_Set task_
Can you turn the data below, starting at its first line and ending at the line containing "text: 5.8 Confusion", into a Markdown table with the columns Number and Text, one row per line, with blank lines left out?

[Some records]

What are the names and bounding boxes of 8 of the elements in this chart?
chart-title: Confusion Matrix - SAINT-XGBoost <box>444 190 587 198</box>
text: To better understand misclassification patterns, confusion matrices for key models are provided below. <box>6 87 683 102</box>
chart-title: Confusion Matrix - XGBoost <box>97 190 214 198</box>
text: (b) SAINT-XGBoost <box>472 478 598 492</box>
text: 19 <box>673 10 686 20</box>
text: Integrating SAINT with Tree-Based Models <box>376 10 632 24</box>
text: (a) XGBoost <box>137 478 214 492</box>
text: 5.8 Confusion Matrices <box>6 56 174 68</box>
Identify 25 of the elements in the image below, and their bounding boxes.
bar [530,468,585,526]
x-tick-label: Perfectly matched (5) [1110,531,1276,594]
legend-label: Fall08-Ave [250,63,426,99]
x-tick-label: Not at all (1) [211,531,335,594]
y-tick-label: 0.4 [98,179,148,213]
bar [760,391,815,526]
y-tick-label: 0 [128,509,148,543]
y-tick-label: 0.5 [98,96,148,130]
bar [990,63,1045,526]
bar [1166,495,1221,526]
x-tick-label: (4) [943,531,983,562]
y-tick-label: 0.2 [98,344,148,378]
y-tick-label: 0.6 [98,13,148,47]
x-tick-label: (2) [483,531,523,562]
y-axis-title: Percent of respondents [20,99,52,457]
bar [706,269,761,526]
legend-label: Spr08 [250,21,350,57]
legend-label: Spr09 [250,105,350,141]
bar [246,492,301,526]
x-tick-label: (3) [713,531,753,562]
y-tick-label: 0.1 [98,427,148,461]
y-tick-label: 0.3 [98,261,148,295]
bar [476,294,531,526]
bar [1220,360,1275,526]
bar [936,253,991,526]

_Result of this exercise_
| Number | Text |
|---|---|
| 1 | What are the names and bounding boxes of 8 of the elements in this chart? |
| 2 | chart-title: Confusion Matrix - SAINT-XGBoost <box>444 190 587 198</box> |
| 3 | text: To better understand misclassification patterns, confusion matrices for key models are provided below. <box>6 87 683 102</box> |
| 4 | chart-title: Confusion Matrix - XGBoost <box>97 190 214 198</box> |
| 5 | text: (b) SAINT-XGBoost <box>472 478 598 492</box> |
| 6 | text: 19 <box>673 10 686 20</box> |
| 7 | text: Integrating SAINT with Tree-Based Models <box>376 10 632 24</box> |
| 8 | text: (a) XGBoost <box>137 478 214 492</box> |
| 9 | text: 5.8 Confusion Matrices <box>6 56 174 68</box> |